Labeled box records:
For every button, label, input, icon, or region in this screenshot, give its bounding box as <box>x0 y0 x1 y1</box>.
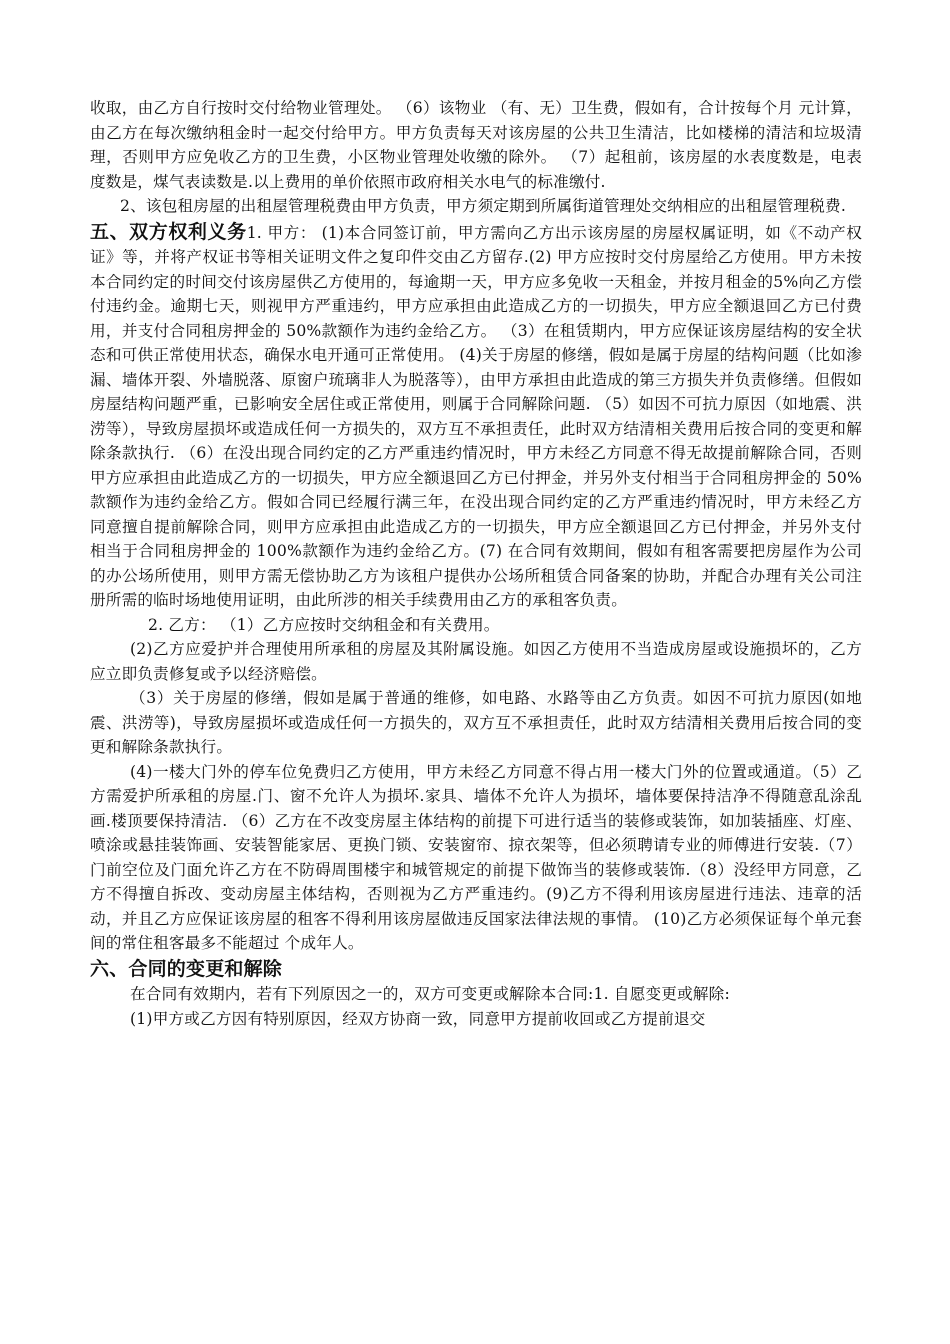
section5-partyA-text: 1. 甲方： (1)本合同签订前，甲方需向乙方出示该房屋的房屋权属证明，如《不动产权证》等，并将产权证书等相关证明文件之复印件交由乙方留存.(2) 甲方应按时交付房屋给乙方使用。甲方未按本合同约定的时间交付该房屋供乙方使用的，每逾期一天，甲方应多免收一天租金，并按月租金的5%向乙方偿付违约金。逾期七天，则视甲方严重违约，甲方应承担由此造成乙方的一切损失，甲方应全额退回乙方已付费用，并支付合同租房押金的 50%款额作为违约金给乙方。 （3）在租赁期内，甲方应保证该房屋结构的安全状态和可供正常使用状态，确保水电开通可正常使用。 (4)关于房屋的修缮，假如是属于房屋的结构问题（比如渗漏、墙体开裂、外墙脱落、原窗户琉璃非人为脱落等），由甲方承担由此造成的第三方损失并负责修缮。但假如房屋结构问题严重，已影响安全居住或正常使用，则属于合同解除问题. （5）如因不可抗力原因（如地震、洪涝等），导致房屋损坏或造成任何一方损失的，双方互不承担责任，此时双方结清相关费用后按合同的变更和解除条款执行. （6）在没出现合同约定的乙方严重违约情况时，甲方未经乙方同意不得无故提前解除合同，否则甲方应承担由此造成乙方的一切损失，甲方应全额退回乙方已付押金，并另外支付相当于合同租房押金的 50%款额作为违约金给乙方。假如合同已经履行满三年，在没出现合同约定的乙方严重违约情况时，甲方未经乙方同意擅自提前解除合同，则甲方应承担由此造成乙方的一切损失，甲方应全额退回乙方已付押金，并另外支付相当于合同租房押金的 100%款额作为违约金给乙方。(7) 在合同有效期间，假如有租客需要把房屋作为公司的办公场所使用，则甲方需无偿协助乙方为该租户提供办公场所租赁合同备案的协助，并配合办理有关公司注册所需的临时场地使用证明，由此所涉的相关手续费用由乙方的承租客负责。 <box>90 223 862 609</box>
section5-heading: 五、双方权利义务 <box>90 220 247 243</box>
section5-partyB-intro: 2. 乙方： （1）乙方应按时交纳租金和有关费用。 <box>148 615 500 634</box>
section4-paragraph-tax: 2、该包租房屋的出租屋管理税费由甲方负责，甲方须定期到所属街道管理处交纳相应的出租屋管理税费. <box>120 197 846 215</box>
section4-paragraph-fees: 收取，由乙方自行按时交付给物业管理处。 （6）该物业 （有、无）卫生费，假如有，合计按每个月 元计算，由乙方在每次缴纳租金时一起交付给甲方。甲方负责每天对该房屋的公共卫生清洁，比如楼梯的清洁和垃圾清理，否则甲方应免收乙方的卫生费，小区物业管理处收缴的除外。 （7）起租前，该房屋的水表度数是，电表度数是，煤气表读数是.以上费用的单价依照市政府相关水电气的标准缴付. <box>90 99 862 191</box>
section6-paragraph-item1: (1)甲方或乙方因有特别原因，经双方协商一致，同意甲方提前收回或乙方提前退交 <box>130 1009 706 1028</box>
section6-heading-line <box>90 957 862 983</box>
section6-paragraph-intro: 在合同有效期内，若有下列原因之一的，双方可变更或解除本合同:1. 自愿变更或解除: <box>130 985 730 1003</box>
section5-partyA-paragraph <box>90 220 862 613</box>
section6-heading: 六、合同的变更和解除 <box>90 957 283 980</box>
section5-partyB-item3: （3）关于房屋的修缮，假如是属于普通的维修，如电路、水路等由乙方负责。如因不可抗力原因(如地震、洪涝等)，导致房屋损坏或造成任何一方损失的，双方互不承担责任，此时双方结清相关费用后按合同的变更和解除条款执行。 <box>90 689 862 756</box>
section5-partyB-item4: (4)一楼大门外的停车位免费归乙方使用，甲方未经乙方同意不得占用一楼大门外的位置或通道。（5）乙方需爱护所承租的房屋.门、窗不允许人为损坏.家具、墙体不允许人为损坏，墙体要保持洁净不得随意乱涂乱画.楼顶要保持清洁. （6）乙方在不改变房屋主体结构的前提下可进行适当的装修或装饰，如加装插座、灯座、喷涂或悬挂装饰画、安装智能家居、更换门锁、安装窗帘、掠衣架等，但必须聘请专业的师傅进行安装.（7）门前空位及门面允许乙方在不防碍周围楼宇和城管规定的前提下做饰当的装修或装饰.（8）没经甲方同意，乙方不得擅自拆改、变动房屋主体结构，否则视为乙方严重违约。(9)乙方不得利用该房屋进行违法、违章的活动，并且乙方应保证该房屋的租客不得利用该房屋做违反国家法律法规的事情。 (10)乙方必须保证每个单元套间的常住租客最多不能超过 个成年人。 <box>90 762 862 952</box>
section5-partyB-item2: (2)乙方应爱护并合理使用所承租的房屋及其附属设施。如因乙方使用不当造成房屋或设施损坏的，乙方应立即负责修复或予以经济赔偿。 <box>90 640 862 683</box>
document-body <box>90 96 862 1031</box>
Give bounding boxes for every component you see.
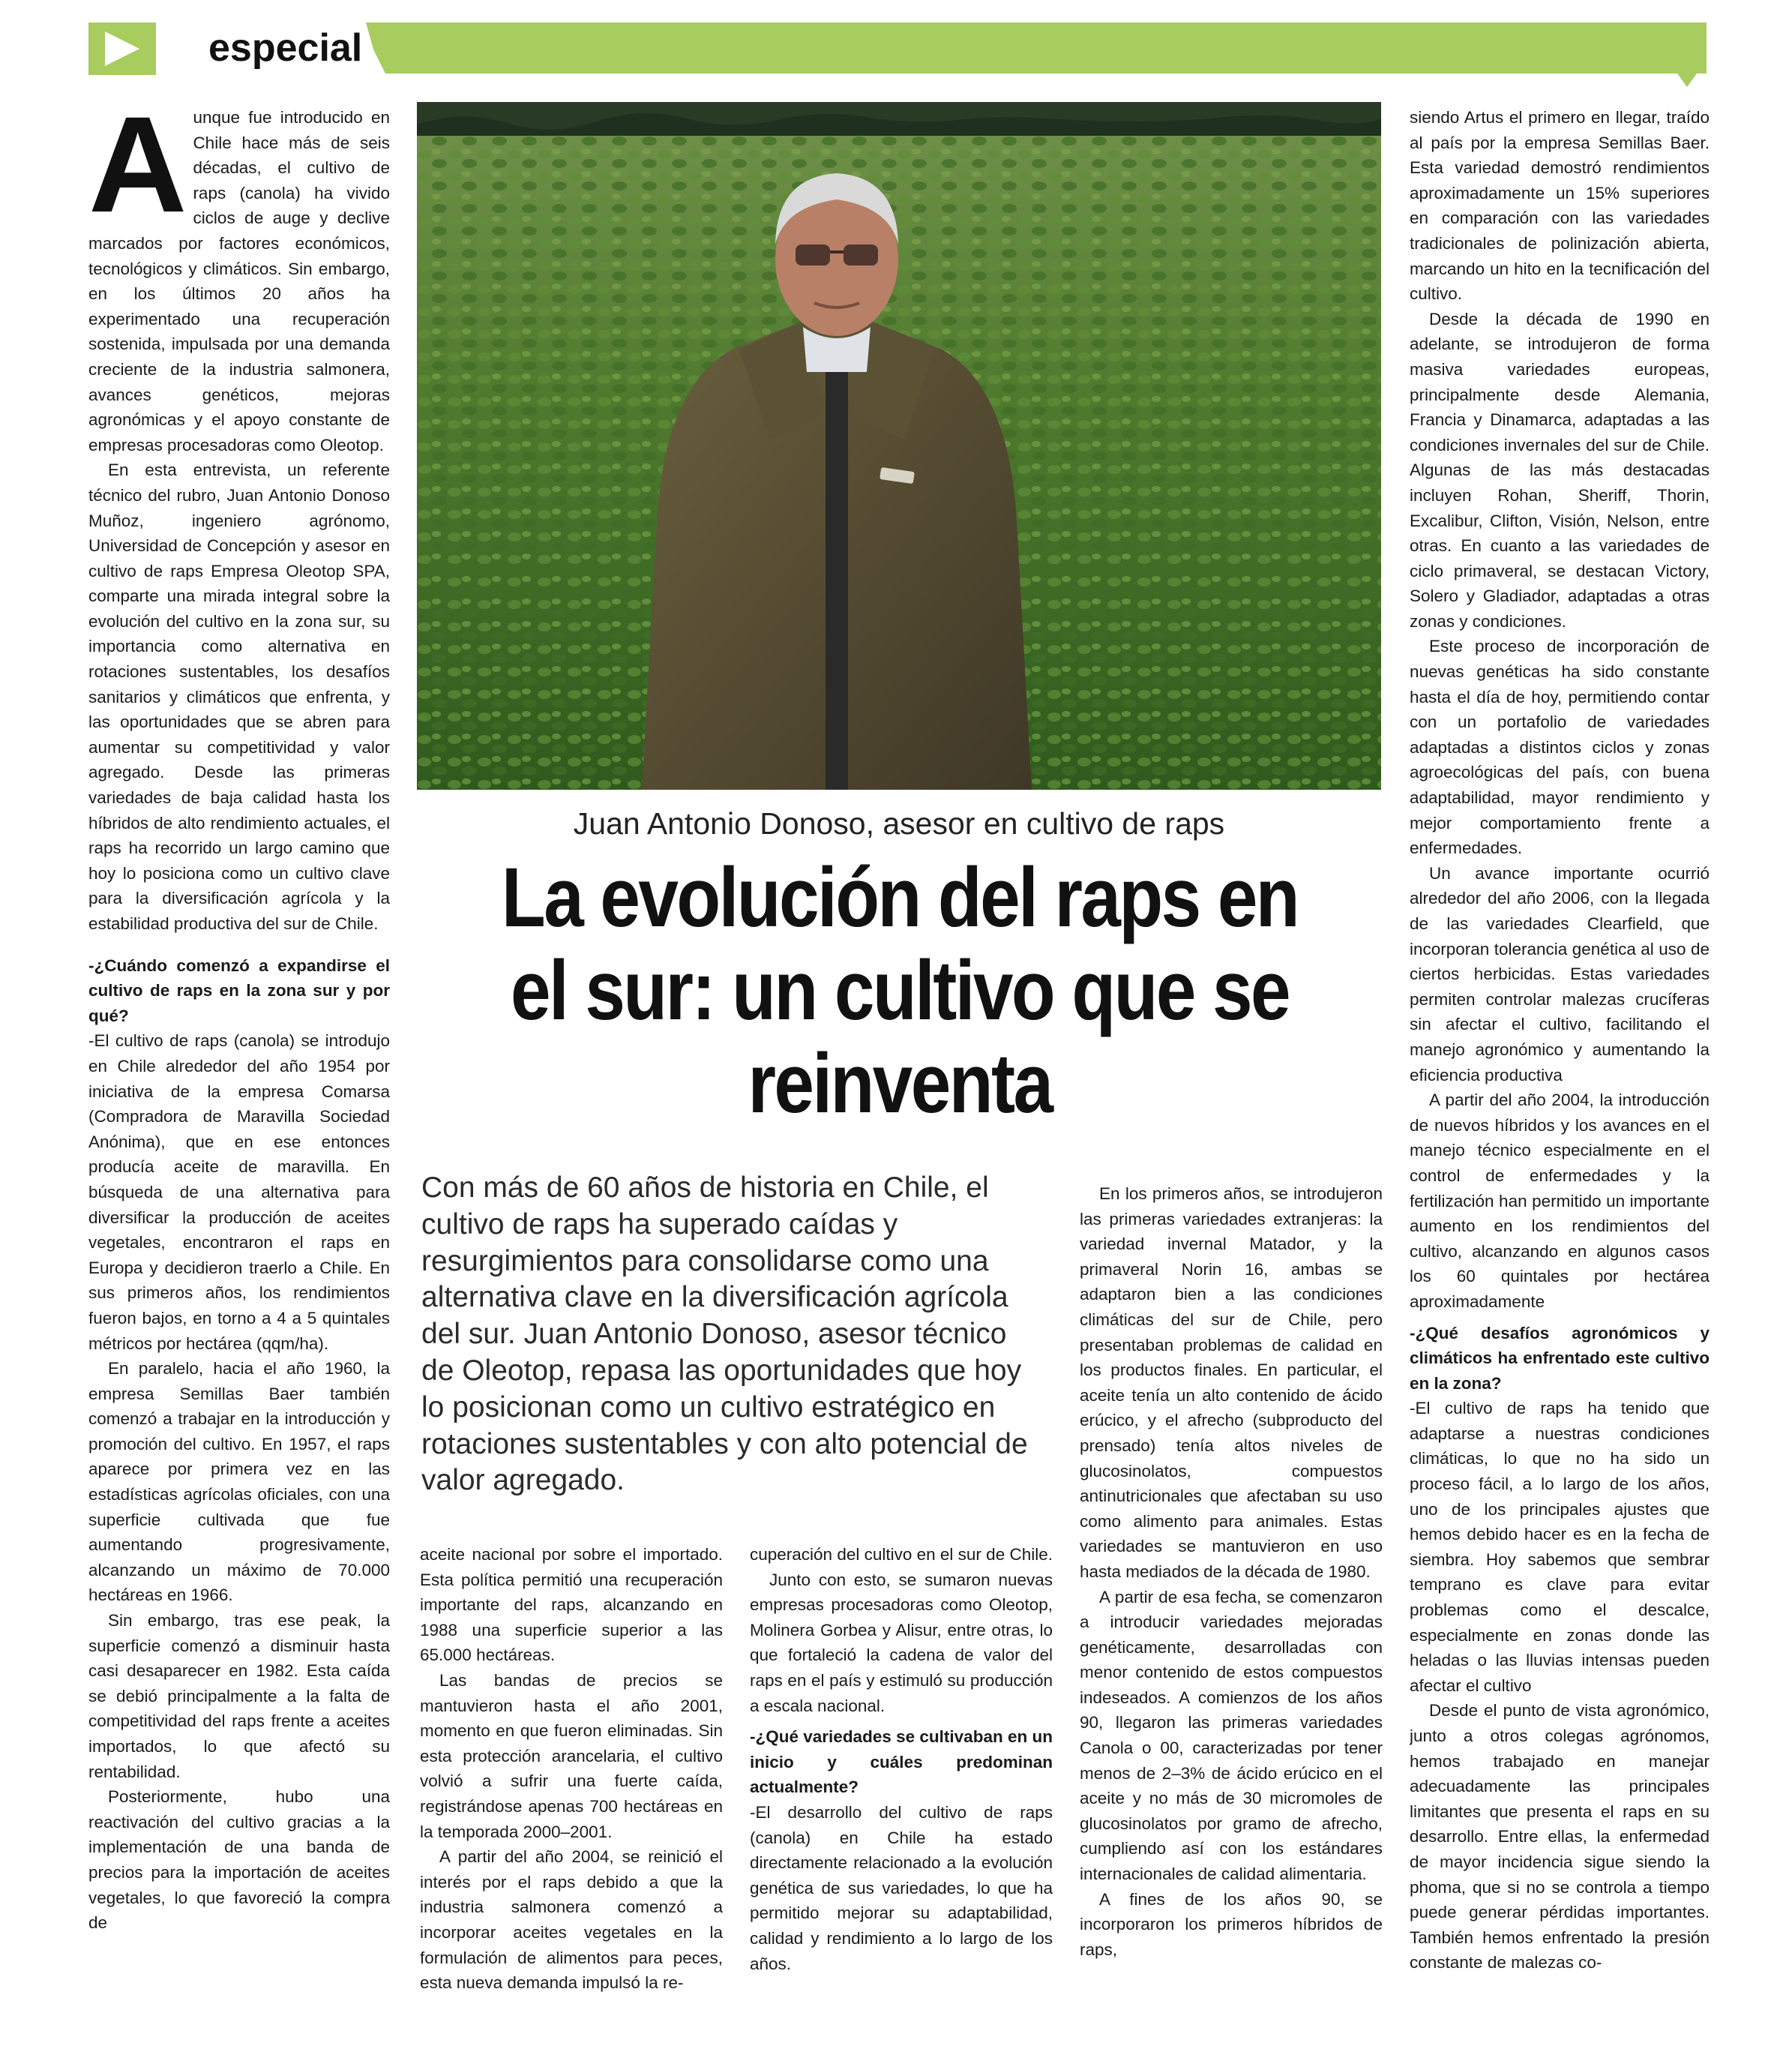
section-label: especial	[208, 26, 363, 70]
paragraph: Sin embargo, tras ese peak, la superficie comenzó a disminuir hasta casi desaparecer en 1982. Esta caída se debió principalmente a la falta de competitividad del raps frente a aceites importados, lo que afectó su rentabilidad.	[88, 1611, 390, 1781]
paragraph: Posteriormente, hubo una reactivación del cultivo gracias a la implementación de una banda de precios para la importación de aceites vegetales, lo que favoreció la compra de	[88, 1787, 390, 1933]
play-arrow-icon	[88, 22, 156, 75]
headline-line-3: reinventa	[748, 1036, 1052, 1130]
article-photo	[417, 102, 1381, 790]
interview-question: -¿Qué desafíos agronómicos y climáticos ha enfrentado este cultivo en la zona?	[1410, 1323, 1710, 1393]
column-2	[420, 1542, 723, 2007]
paragraph: Desde el punto de vista agronómico, junto a otros colegas agrónomos, hemos trabajado en manejar adecuadamente las principales limitantes que presenta el raps en su desarrollo. Entre ellas, la enfermedad de mayor incidencia sigue siendo la phoma, que si no se controla a tiempo puede generar pérdidas importantes. También hemos enfrentado la presión constante de malezas co-	[1410, 1701, 1710, 1972]
paragraph: -El cultivo de raps ha tenido que adaptarse a nuestras condiciones climáticas, lo que no ha sido un proceso fácil, a lo largo de los años, uno de los principales ajustes que hemos debido hacer es en la fecha de siembra. Hoy sabemos que sembrar temprano es clave para evitar problemas como el descalce, especialmente en zonas donde las heladas o las lluvias intensas pueden afectar el cultivo	[1410, 1399, 1710, 1695]
paragraph: A fines de los años 90, se incorporaron los primeros híbridos de raps,	[1080, 1889, 1383, 1959]
paragraph: unque fue introducido en Chile hace más de seis décadas, el cultivo de raps (canola) ha vivido ciclos de auge y declive marcados por factores económicos, tecnológicos y climáticos. Sin embargo, en los últimos 20 años ha experimentado una recuperación sostenida, impulsada por una demanda creciente de la industria salmonera, avances genéticos, mejoras agronómicas y el apoyo constante de empresas procesadoras como Oleotop.	[88, 108, 390, 454]
paragraph: A partir del año 2004, la introducción de nuevos híbridos y los avances en el manejo técnico especialmente en el control de enfermedades y la fertilización han permitido un importante aumento en los rendimientos del cultivo, alcanzando en algunos casos los 60 quintales por hectárea aproximadamente	[1410, 1090, 1710, 1311]
header-bar	[366, 22, 1707, 90]
paragraph: Este proceso de incorporación de nuevas genéticas ha sido constante hasta el día de hoy, permitiendo contar con un portafolio de variedades adaptadas a distintos ciclos y zonas agroecológicas del país, con buena adaptabilidad, mayor rendimiento y mejor comportamiento frente a enfermedades.	[1410, 637, 1710, 858]
paragraph: Un avance importante ocurrió alrededor del año 2006, con la llegada de las variedades Clearfield, que incorporan tolerancia genética al uso de ciertos herbicidas. Estas variedades permiten controlar malezas crucíferas sin afectar el cultivo, facilitando el manejo agronómico y aumentando la eficiencia productiva	[1410, 863, 1710, 1084]
article-kicker: Juan Antonio Donoso, asesor en cultivo de raps	[573, 806, 1225, 841]
section-icon-box	[88, 22, 156, 75]
drop-cap: A	[88, 105, 187, 241]
paragraph: Desde la década de 1990 en adelante, se introdujeron de forma masiva variedades europeas, principalmente desde Alemania, Francia y Dinamarca, adaptadas a las condiciones invernales del sur de Chile. Algunas de las más destacadas incluyen Rohan, Sheriff, Thorin, Excalibur, Clifton, Visión, Nelson, entre otras. En cuanto a las variedades de ciclo primaveral, se destacan Victory, Solero y Gladiador, adaptadas a otras zonas y condiciones.	[1410, 309, 1710, 631]
interview-question: -¿Qué variedades se cultivaban en un inicio y cuáles predominan actualmente?	[750, 1727, 1053, 1797]
paragraph: siendo Artus el primero en llegar, traído al país por la empresa Semillas Baer. Esta variedad demostró rendimientos aproximadamente un 15% superiores en comparación con las variedades tradicionales de polinización abierta, marcando un hito en la tecnificación del cultivo.	[1410, 108, 1710, 304]
paragraph: En los primeros años, se introdujeron las primeras variedades extranjeras: la variedad invernal Matador, y la primaveral Norin 16, ambas se adaptaron bien a las condiciones climáticas del sur de Chile, pero presentaban problemas de calidad en los productos finales. En particular, el aceite tenía un alto contenido de ácido erúcico, y el afrecho (subproducto del prensado) tenía altos niveles de glucosinolatos, compuestos antinutricionales que afectaban su uso como alimento para animales. Estas variedades se mantuvieron en uso hasta mediados de la década de 1980.	[1080, 1184, 1383, 1581]
paragraph: En paralelo, hacia el año 1960, la empresa Semillas Baer también comenzó a trabajar en la introducción y promoción del cultivo. En 1957, el raps aparece por primera vez en las estadísticas agrícolas oficiales, con una superficie cultivada que fue aumentando progresivamente, alcanzando un máximo de 70.000 hectáreas en 1966.	[88, 1359, 390, 1605]
paragraph: -El cultivo de raps (canola) se introdujo en Chile alrededor del año 1954 por iniciativa de la empresa Comarsa (Compradora de Maravilla Sociedad Anónima), que en ese entonces producía aceite de maravilla. En búsqueda de una alternativa para diversificar la producción de aceites vegetales, encontraron el raps en Europa y decidieron traerlo a Chile. En sus primeros años, los rendimientos fueron bajos, en torno a 4 a 5 quintales métricos por hectárea (qqm/ha).	[88, 1031, 390, 1353]
article-headline	[474, 851, 1325, 1130]
paragraph: Junto con esto, se sumaron nuevas empresas procesadoras como Oleotop, Molinera Gorbea y Alisur, entre otras, lo que fortaleció la cadena de valor del raps en el país y estimuló su producción a escala nacional.	[750, 1570, 1053, 1715]
paragraph: A partir del año 2004, se reinició el interés por el raps debido a que la industria salmonera comenzó a incorporar aceites vegetales en la formulación de alimentos para peces, esta nueva demanda impulsó la re-	[420, 1847, 723, 1993]
section-header	[88, 22, 1707, 75]
column-4	[1080, 1181, 1383, 2006]
paragraph: A partir de esa fecha, se comenzaron a introducir variedades mejoradas genéticamente, desarrolladas con menor contenido de estos compuestos indeseados. A comienzos de los años 90, llegaron las primeras variedades Canola o 00, caracterizadas por tener menos de 2–3% de ácido erúcico en el aceite y no más de 30 micromoles de glucosinolatos por gramo de afrecho, cumpliendo así con los estándares internacionales de calidad alimentaria.	[1080, 1587, 1383, 1884]
paragraph: cuperación del cultivo en el sur de Chile.	[750, 1545, 1053, 1564]
paragraph: Las bandas de precios se mantuvieron hasta el año 2001, momento en que fueron eliminadas. Sin esta protección arancelaria, el cultivo volvió a sufrir una fuerte caída, registrándose apenas 700 hectáreas en la temporada 2000–2001.	[420, 1670, 723, 1841]
column-3	[750, 1542, 1053, 2007]
paragraph: aceite nacional por sobre el importado. Esta política permitió una recuperación importante del raps, alcanzando en 1988 una superficie superior a las 65.000 hectáreas.	[420, 1545, 723, 1665]
paragraph: -El desarrollo del cultivo de raps (canola) en Chile ha estado directamente relacionado a la evolución genética de sus variedades, lo que ha permitido mejorar su adaptabilidad, calidad y rendimiento a lo largo de los años.	[750, 1802, 1053, 1973]
interview-question: -¿Cuándo comenzó a expandirse el cultivo de raps en la zona sur y por qué?	[88, 956, 390, 1025]
paragraph: En esta entrevista, un referente técnico del rubro, Juan Antonio Donoso Muñoz, ingeniero agrónomo, Universidad de Concepción y asesor en cultivo de raps Empresa Oleotop SPA, comparte una mirada integral sobre la evolución del cultivo en la zona sur, su importancia como alternativa en rotaciones sustentables, los desafíos sanitarios y climáticos que enfrenta, y las oportunidades que se abren para aumentar su competitividad y valor agregado. Desde las primeras variedades de baja calidad hasta los híbridos de alto rendimiento actuales, el raps ha recorrido un largo camino que hoy lo posiciona como un cultivo clave para la diversificación agrícola y la estabilidad productiva del sur de Chile.	[88, 460, 390, 933]
headline-line-2: el sur: un cultivo que se	[510, 944, 1290, 1037]
article-lead: Con más de 60 años de historia en Chile, el cultivo de raps ha superado caídas y resurgimientos para consolidarse como una alternativa clave en la diversificación agrícola del sur. Juan Antonio Donoso, asesor técnico de Oleotop, repasa las oportunidades que hoy lo posicionan como un cultivo estratégico en rotaciones sustentables y con alto potencial de valor agregado.	[421, 1172, 1028, 1496]
column-5	[1410, 105, 1710, 2008]
column-1	[88, 105, 390, 1995]
headline-line-1: La evolución del raps en	[501, 850, 1299, 944]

Work to complete:
Copy out the lines of the records from the line with "section5-partyA-text: 1. 甲方：" to the line with "section6-heading-line <box>90 957", both included, with nothing changed.

Full response:
section5-partyA-text: 1. 甲方： (1)本合同签订前，甲方需向乙方出示该房屋的房屋权属证明，如《不动产权证》等，并将产权证书等相关证明文件之复印件交由乙方留存.(2) 甲方应按时交付房屋给乙方使用。甲方未按本合同约定的时间交付该房屋供乙方使用的，每逾期一天，甲方应多免收一天租金，并按月租金的5%向乙方偿付违约金。逾期七天，则视甲方严重违约，甲方应承担由此造成乙方的一切损失，甲方应全额退回乙方已付费用，并支付合同租房押金的 50%款额作为违约金给乙方。 （3）在租赁期内，甲方应保证该房屋结构的安全状态和可供正常使用状态，确保水电开通可正常使用。 (4)关于房屋的修缮，假如是属于房屋的结构问题（比如渗漏、墙体开裂、外墙脱落、原窗户琉璃非人为脱落等），由甲方承担由此造成的第三方损失并负责修缮。但假如房屋结构问题严重，已影响安全居住或正常使用，则属于合同解除问题. （5）如因不可抗力原因（如地震、洪涝等），导致房屋损坏或造成任何一方损失的，双方互不承担责任，此时双方结清相关费用后按合同的变更和解除条款执行. （6）在没出现合同约定的乙方严重违约情况时，甲方未经乙方同意不得无故提前解除合同，否则甲方应承担由此造成乙方的一切损失，甲方应全额退回乙方已付押金，并另外支付相当于合同租房押金的 50%款额作为违约金给乙方。假如合同已经履行满三年，在没出现合同约定的乙方严重违约情况时，甲方未经乙方同意擅自提前解除合同，则甲方应承担由此造成乙方的一切损失，甲方应全额退回乙方已付押金，并另外支付相当于合同租房押金的 100%款额作为违约金给乙方。(7) 在合同有效期间，假如有租客需要把房屋作为公司的办公场所使用，则甲方需无偿协助乙方为该租户提供办公场所租赁合同备案的协助，并配合办理有关公司注册所需的临时场地使用证明，由此所涉的相关手续费用由乙方的承租客负责。 <box>90 223 862 609</box>
section5-heading: 五、双方权利义务 <box>90 220 247 243</box>
section5-partyB-intro: 2. 乙方： （1）乙方应按时交纳租金和有关费用。 <box>148 615 500 634</box>
section4-paragraph-tax: 2、该包租房屋的出租屋管理税费由甲方负责，甲方须定期到所属街道管理处交纳相应的出租屋管理税费. <box>120 197 846 215</box>
section4-paragraph-fees: 收取，由乙方自行按时交付给物业管理处。 （6）该物业 （有、无）卫生费，假如有，合计按每个月 元计算，由乙方在每次缴纳租金时一起交付给甲方。甲方负责每天对该房屋的公共卫生清洁，比如楼梯的清洁和垃圾清理，否则甲方应免收乙方的卫生费，小区物业管理处收缴的除外。 （7）起租前，该房屋的水表度数是，电表度数是，煤气表读数是.以上费用的单价依照市政府相关水电气的标准缴付. <box>90 99 862 191</box>
section6-paragraph-item1: (1)甲方或乙方因有特别原因，经双方协商一致，同意甲方提前收回或乙方提前退交 <box>130 1009 706 1028</box>
section6-heading-line <box>90 957 862 983</box>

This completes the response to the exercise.